#### [Listings of boxed layout items]
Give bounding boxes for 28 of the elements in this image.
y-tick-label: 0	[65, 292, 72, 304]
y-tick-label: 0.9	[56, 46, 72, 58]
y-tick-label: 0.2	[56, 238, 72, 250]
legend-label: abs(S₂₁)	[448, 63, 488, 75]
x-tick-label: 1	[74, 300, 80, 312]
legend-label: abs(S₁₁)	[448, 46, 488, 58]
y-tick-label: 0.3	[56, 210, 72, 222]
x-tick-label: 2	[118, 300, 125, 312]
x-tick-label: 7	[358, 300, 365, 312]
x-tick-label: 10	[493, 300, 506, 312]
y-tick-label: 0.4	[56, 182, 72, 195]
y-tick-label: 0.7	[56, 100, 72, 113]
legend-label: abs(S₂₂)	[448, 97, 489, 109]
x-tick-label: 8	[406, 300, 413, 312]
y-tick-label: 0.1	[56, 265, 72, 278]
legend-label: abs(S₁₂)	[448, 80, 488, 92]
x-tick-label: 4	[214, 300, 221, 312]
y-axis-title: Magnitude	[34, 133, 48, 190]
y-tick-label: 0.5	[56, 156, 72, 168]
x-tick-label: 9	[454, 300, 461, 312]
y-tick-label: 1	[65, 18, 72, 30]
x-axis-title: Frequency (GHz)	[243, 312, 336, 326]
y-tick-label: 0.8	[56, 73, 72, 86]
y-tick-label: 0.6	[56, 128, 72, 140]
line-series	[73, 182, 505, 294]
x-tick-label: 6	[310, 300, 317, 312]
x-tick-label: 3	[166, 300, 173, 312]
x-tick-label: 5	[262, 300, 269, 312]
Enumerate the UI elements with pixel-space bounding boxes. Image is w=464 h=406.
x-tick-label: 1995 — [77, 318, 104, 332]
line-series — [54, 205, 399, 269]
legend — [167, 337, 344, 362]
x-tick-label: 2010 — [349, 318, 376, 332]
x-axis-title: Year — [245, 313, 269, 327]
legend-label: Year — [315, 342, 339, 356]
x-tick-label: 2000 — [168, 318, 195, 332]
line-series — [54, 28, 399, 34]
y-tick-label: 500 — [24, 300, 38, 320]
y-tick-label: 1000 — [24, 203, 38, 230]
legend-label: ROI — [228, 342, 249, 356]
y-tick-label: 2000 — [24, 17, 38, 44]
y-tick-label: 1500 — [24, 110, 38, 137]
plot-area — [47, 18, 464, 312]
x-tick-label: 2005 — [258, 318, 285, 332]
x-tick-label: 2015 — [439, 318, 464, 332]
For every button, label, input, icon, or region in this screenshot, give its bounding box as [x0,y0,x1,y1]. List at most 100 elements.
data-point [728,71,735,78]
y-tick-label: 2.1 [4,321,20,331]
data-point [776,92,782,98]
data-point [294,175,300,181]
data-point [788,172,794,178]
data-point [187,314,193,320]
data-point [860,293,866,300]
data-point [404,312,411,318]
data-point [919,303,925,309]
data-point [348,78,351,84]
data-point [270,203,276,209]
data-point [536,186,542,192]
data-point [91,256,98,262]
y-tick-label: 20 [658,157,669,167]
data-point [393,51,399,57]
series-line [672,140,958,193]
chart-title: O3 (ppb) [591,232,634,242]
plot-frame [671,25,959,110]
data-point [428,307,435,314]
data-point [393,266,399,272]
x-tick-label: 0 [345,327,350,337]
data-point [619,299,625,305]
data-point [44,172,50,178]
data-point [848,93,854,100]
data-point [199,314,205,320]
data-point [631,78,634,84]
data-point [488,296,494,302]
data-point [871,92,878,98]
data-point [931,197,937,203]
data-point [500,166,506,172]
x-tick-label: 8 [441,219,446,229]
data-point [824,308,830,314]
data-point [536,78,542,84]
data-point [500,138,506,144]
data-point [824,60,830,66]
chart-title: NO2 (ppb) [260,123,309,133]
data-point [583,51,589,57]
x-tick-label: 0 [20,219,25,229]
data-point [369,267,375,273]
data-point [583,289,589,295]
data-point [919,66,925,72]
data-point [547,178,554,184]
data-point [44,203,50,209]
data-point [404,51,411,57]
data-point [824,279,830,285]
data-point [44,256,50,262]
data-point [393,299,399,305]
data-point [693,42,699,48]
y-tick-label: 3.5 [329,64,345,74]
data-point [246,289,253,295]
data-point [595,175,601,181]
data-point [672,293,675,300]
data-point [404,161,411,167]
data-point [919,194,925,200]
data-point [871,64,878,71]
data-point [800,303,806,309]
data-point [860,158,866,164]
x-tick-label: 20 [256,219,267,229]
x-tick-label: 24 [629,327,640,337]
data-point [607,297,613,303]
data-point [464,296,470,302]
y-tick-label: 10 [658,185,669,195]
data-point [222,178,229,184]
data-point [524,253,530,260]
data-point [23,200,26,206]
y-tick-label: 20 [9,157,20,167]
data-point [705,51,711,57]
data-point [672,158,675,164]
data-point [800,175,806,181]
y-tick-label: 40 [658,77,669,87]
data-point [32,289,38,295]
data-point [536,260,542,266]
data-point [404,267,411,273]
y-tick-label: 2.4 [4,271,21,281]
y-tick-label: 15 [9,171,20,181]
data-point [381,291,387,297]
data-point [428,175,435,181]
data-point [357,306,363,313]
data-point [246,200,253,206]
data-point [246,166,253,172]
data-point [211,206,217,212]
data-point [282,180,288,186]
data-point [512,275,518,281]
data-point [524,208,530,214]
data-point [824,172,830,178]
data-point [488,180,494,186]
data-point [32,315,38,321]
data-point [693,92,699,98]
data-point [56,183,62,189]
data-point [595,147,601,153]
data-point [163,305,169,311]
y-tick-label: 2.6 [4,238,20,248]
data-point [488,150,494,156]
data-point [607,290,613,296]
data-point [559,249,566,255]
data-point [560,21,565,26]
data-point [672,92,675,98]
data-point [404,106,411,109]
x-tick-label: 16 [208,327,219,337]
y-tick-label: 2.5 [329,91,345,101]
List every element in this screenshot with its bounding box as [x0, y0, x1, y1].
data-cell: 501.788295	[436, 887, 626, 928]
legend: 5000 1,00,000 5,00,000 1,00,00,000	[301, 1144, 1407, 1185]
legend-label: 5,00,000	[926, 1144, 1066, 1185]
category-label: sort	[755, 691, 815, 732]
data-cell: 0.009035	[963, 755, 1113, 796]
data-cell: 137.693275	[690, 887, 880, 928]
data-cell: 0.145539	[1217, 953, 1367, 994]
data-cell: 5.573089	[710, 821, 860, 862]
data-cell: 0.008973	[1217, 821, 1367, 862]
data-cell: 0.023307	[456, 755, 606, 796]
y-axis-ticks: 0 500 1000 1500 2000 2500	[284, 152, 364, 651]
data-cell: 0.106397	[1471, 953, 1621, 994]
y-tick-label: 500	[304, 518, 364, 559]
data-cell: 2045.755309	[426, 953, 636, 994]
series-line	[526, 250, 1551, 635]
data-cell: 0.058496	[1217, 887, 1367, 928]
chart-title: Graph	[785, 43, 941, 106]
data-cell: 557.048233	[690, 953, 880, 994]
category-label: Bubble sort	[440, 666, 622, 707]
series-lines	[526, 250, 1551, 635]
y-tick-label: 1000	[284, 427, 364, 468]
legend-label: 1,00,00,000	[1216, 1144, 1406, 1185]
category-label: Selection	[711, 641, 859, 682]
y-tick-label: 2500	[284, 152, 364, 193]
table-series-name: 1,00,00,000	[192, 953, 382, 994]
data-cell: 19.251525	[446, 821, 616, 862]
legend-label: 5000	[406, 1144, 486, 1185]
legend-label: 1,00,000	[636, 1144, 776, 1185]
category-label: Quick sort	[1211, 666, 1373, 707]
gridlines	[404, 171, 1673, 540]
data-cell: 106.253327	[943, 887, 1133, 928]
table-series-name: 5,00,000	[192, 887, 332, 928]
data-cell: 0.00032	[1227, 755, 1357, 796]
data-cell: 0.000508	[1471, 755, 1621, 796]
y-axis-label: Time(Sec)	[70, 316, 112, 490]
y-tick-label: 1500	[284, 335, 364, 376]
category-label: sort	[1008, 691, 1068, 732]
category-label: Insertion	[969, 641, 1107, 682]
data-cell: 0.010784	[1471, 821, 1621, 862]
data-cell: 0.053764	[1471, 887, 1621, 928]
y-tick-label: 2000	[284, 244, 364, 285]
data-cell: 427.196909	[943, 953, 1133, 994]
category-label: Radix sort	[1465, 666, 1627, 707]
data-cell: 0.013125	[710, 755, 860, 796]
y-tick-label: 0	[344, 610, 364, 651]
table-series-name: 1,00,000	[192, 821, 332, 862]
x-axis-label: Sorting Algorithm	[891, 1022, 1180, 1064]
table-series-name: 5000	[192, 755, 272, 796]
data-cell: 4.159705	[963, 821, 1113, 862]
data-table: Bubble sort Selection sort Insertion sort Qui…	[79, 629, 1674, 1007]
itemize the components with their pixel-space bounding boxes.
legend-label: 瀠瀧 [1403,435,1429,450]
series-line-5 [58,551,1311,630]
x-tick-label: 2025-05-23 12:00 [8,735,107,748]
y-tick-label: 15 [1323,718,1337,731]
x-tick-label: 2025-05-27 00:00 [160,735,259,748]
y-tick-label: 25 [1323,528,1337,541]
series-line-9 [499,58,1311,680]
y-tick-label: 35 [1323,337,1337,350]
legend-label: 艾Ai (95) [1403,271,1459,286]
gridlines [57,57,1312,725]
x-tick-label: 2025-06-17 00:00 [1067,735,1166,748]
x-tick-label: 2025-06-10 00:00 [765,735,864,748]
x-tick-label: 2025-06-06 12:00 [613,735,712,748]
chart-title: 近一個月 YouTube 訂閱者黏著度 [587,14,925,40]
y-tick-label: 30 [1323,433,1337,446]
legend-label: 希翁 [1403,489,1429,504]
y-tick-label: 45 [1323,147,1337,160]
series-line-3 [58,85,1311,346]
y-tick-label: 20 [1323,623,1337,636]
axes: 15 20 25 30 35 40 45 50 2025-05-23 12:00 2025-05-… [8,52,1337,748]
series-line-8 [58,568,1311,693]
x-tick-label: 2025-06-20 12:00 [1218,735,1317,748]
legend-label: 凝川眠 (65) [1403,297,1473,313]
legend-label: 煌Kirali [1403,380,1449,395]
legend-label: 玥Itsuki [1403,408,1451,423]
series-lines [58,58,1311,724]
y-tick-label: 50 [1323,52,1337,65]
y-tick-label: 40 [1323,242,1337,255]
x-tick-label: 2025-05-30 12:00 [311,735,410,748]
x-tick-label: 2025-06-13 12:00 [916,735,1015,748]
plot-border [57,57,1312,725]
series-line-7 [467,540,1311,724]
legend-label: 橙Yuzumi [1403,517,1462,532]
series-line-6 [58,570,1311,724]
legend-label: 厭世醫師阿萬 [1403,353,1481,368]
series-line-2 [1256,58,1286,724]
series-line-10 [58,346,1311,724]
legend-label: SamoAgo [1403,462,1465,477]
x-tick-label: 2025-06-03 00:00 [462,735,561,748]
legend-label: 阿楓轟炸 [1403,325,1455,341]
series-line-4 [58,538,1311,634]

#### [INSTRUCTIONS TO FOLLOW]
Write out the data word for word, from its first line through the line that contains "x-tick-label: 2015 — [439, 318, 464, 332]", including that line.

#### [THE COMPLETED TASK]
Give bounding boxes for 28 of the elements in this image.
y-tick-label: 0	[65, 292, 72, 304]
y-tick-label: 0.9	[56, 46, 72, 58]
y-tick-label: 0.2	[56, 238, 72, 250]
legend-label: abs(S₂₁)	[448, 63, 488, 75]
x-tick-label: 1	[74, 300, 80, 312]
legend-label: abs(S₁₁)	[448, 46, 488, 58]
y-tick-label: 0.3	[56, 210, 72, 222]
x-tick-label: 2	[118, 300, 125, 312]
x-tick-label: 7	[358, 300, 365, 312]
x-tick-label: 10	[493, 300, 506, 312]
y-tick-label: 0.4	[56, 182, 72, 195]
y-tick-label: 0.7	[56, 100, 72, 113]
legend-label: abs(S₂₂)	[448, 97, 489, 109]
x-tick-label: 8	[406, 300, 413, 312]
y-tick-label: 0.1	[56, 265, 72, 278]
legend-label: abs(S₁₂)	[448, 80, 488, 92]
x-tick-label: 4	[214, 300, 221, 312]
y-axis-title: Magnitude	[34, 133, 48, 190]
y-tick-label: 0.5	[56, 156, 72, 168]
x-tick-label: 9	[454, 300, 461, 312]
y-tick-label: 1	[65, 18, 72, 30]
x-axis-title: Frequency (GHz)	[243, 312, 336, 326]
y-tick-label: 0.8	[56, 73, 72, 86]
y-tick-label: 0.6	[56, 128, 72, 140]
line-series	[73, 182, 505, 294]
x-tick-label: 6	[310, 300, 317, 312]
x-tick-label: 3	[166, 300, 173, 312]
x-tick-label: 5	[262, 300, 269, 312]
Enumerate the UI elements with pixel-space bounding boxes. Image is w=464 h=406.
x-tick-label: 1995 — [77, 318, 104, 332]
line-series — [54, 205, 399, 269]
legend — [167, 337, 344, 362]
x-tick-label: 2010 — [349, 318, 376, 332]
x-axis-title: Year — [245, 313, 269, 327]
legend-label: Year — [315, 342, 339, 356]
x-tick-label: 2000 — [168, 318, 195, 332]
line-series — [54, 28, 399, 34]
y-tick-label: 500 — [24, 300, 38, 320]
y-tick-label: 1000 — [24, 203, 38, 230]
legend-label: ROI — [228, 342, 249, 356]
y-tick-label: 2000 — [24, 17, 38, 44]
y-tick-label: 1500 — [24, 110, 38, 137]
plot-area — [47, 18, 464, 312]
x-tick-label: 2005 — [258, 318, 285, 332]
x-tick-label: 2015 — [439, 318, 464, 332]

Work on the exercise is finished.